→ QUELLE:
════

In [78]:
import pandas as pd
import json
import subprocess
from concurrent.futures import ThreadPoolExecutor
from tqdm import tqdm
import os


In [79]:
def clean_json_file(input_path, output_dir, max_workers=20):
    """
    Liest eine JSON-Datei mit Videoinformationen, prüft die YouTube-URLs auf Verfügbarkeit,
    filtert ungültige raus und speichert die bereinigte Version im Zielordner.

    :param input_path: Pfad zur Eingabedatei (.json)
    :param output_dir: Zielordner, in dem die bereinigte Datei gespeichert wird
    :param max_workers: Anzahl paralleler yt-dlp-Prozesse (Standard: 20)
    """

════

→ AUSZUG AUS DATEN:
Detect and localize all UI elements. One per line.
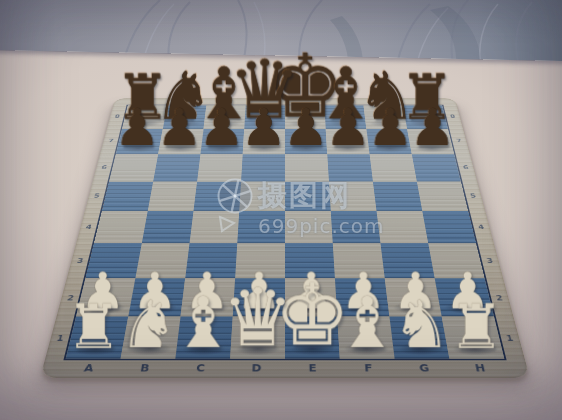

════

→ DIE AUFGABE:
Kannst du aus der Quelle den Abschnitt von „Liest eine JSON-Datei“ bis „yt-dlp-Prozesse (Standard: 20)“ wortgetreu abschreiben?

→ LÖSUNG DER AUFGABE:
Liest eine JSON-Datei mit Videoinformationen, prüft die YouTube-URLs auf Verfügbarkeit,
    filtert ungültige raus und speichert die bereinigte Version im Zielordner.

    :param input_path: Pfad zur Eingabedatei (.json)
    :param output_dir: Zielordner, in dem die bereinigte Datei gespeichert wird
    :param max_workers: Anzahl paralleler yt-dlp-Prozesse (Standard: 20)